* YOUR GOAL: Find the lines holding the word "bestuurdersportier" and collect them.

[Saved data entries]
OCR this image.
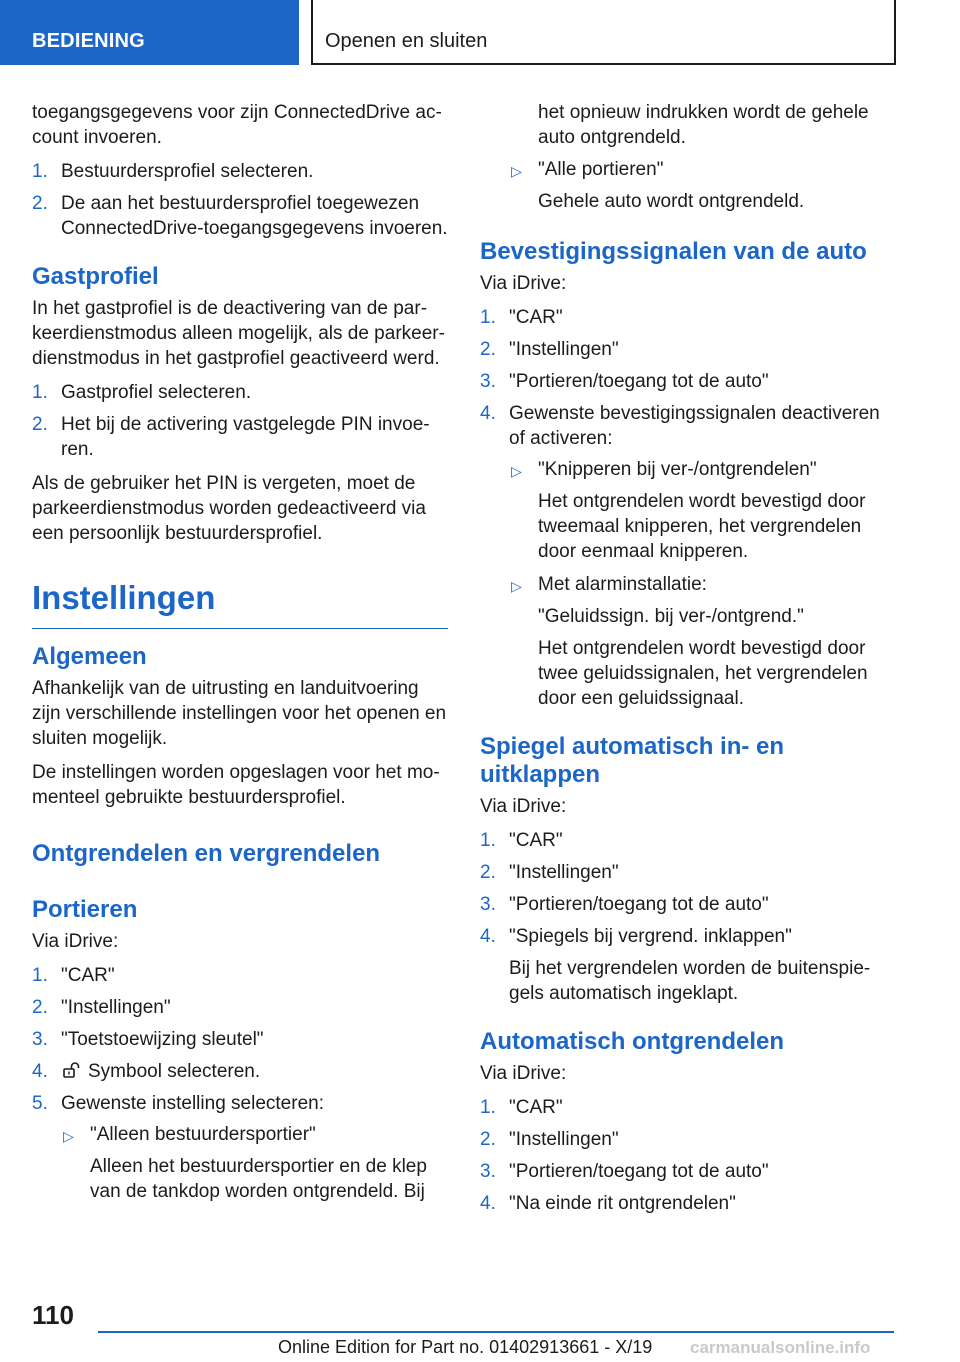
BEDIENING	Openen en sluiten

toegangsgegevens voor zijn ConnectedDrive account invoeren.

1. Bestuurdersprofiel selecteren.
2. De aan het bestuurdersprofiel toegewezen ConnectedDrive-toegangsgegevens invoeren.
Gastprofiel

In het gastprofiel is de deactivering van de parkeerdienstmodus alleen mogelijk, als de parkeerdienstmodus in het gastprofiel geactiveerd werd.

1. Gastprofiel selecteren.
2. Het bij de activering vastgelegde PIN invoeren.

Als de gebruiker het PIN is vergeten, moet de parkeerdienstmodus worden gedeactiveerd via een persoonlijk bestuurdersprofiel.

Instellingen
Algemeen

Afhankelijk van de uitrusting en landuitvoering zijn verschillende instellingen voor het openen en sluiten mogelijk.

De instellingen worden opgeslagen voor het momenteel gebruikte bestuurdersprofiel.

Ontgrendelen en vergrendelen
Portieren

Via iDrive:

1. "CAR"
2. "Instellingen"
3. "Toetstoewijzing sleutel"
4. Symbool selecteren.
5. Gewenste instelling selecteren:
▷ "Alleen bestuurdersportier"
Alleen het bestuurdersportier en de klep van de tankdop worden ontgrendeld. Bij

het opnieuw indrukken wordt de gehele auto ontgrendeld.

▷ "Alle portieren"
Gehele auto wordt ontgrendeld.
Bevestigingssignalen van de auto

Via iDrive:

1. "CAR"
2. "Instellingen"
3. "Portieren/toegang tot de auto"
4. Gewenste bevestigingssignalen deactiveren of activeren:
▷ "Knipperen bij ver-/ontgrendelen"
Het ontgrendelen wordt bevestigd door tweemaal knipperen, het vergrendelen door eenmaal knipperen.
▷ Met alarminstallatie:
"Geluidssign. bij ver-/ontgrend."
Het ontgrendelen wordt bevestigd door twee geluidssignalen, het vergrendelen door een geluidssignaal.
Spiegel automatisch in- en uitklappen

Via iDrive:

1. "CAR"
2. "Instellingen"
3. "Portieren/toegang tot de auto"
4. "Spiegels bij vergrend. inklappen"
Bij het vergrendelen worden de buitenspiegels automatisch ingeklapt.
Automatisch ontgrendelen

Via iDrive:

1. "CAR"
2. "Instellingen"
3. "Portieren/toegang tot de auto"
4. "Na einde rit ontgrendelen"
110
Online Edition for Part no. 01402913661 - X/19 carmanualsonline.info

---

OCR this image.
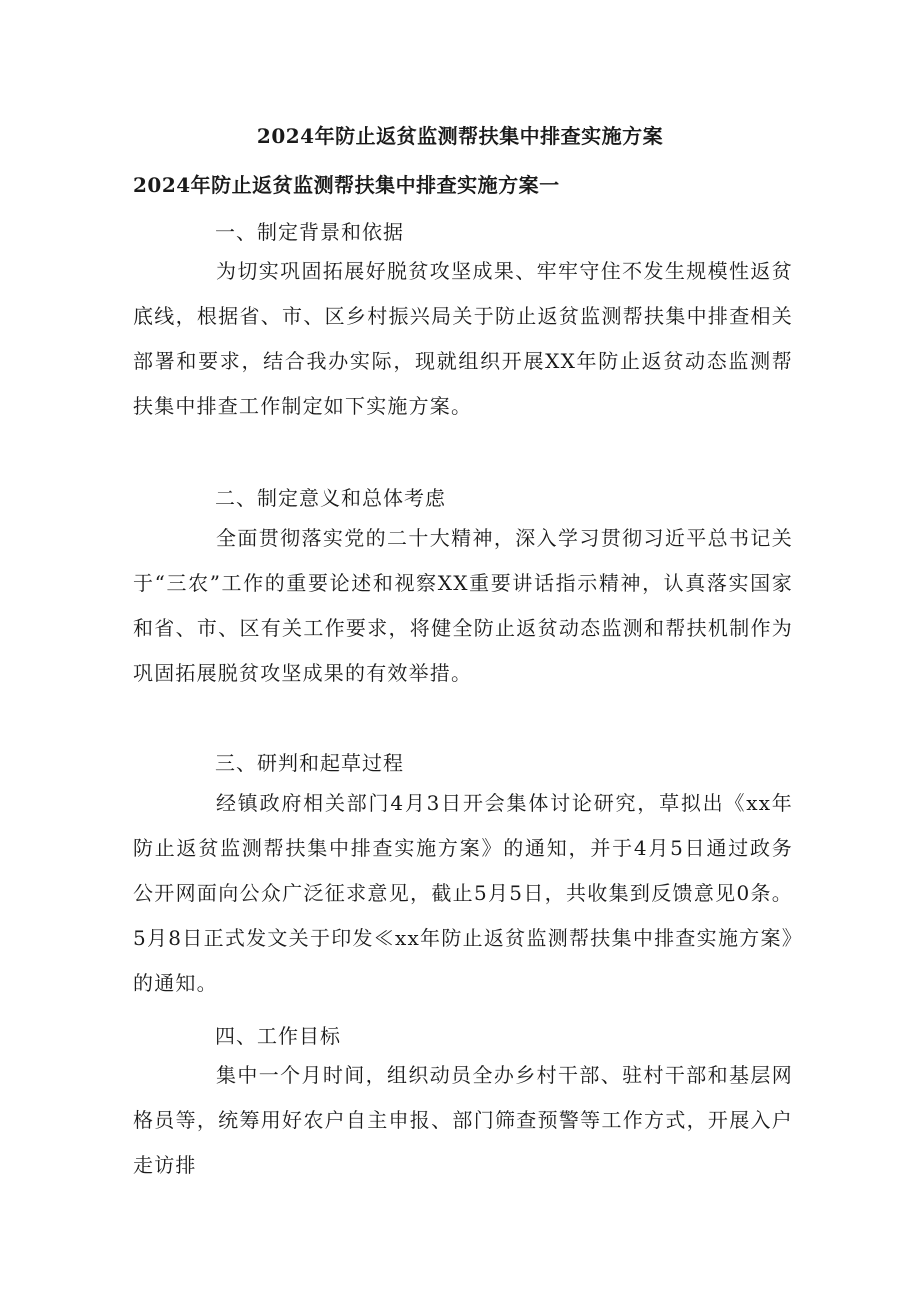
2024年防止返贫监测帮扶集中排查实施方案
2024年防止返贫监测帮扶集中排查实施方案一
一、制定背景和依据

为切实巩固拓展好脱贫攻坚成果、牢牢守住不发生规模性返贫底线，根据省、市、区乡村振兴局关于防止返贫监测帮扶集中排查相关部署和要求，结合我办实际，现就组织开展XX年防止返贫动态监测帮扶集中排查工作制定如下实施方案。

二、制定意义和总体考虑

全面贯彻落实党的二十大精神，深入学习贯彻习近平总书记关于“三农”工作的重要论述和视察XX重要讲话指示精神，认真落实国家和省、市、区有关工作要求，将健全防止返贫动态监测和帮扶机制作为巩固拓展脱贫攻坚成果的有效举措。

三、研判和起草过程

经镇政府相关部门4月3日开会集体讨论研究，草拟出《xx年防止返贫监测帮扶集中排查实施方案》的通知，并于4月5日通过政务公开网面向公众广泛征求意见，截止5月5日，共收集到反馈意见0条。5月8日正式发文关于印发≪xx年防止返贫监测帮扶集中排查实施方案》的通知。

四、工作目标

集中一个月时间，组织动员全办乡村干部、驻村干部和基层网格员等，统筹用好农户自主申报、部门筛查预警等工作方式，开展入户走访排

* THE SOLUTION:
▷ "Alleen bestuurdersportier"
Alleen het bestuurdersportier en de klep van de tankdop worden ontgrendeld. Bij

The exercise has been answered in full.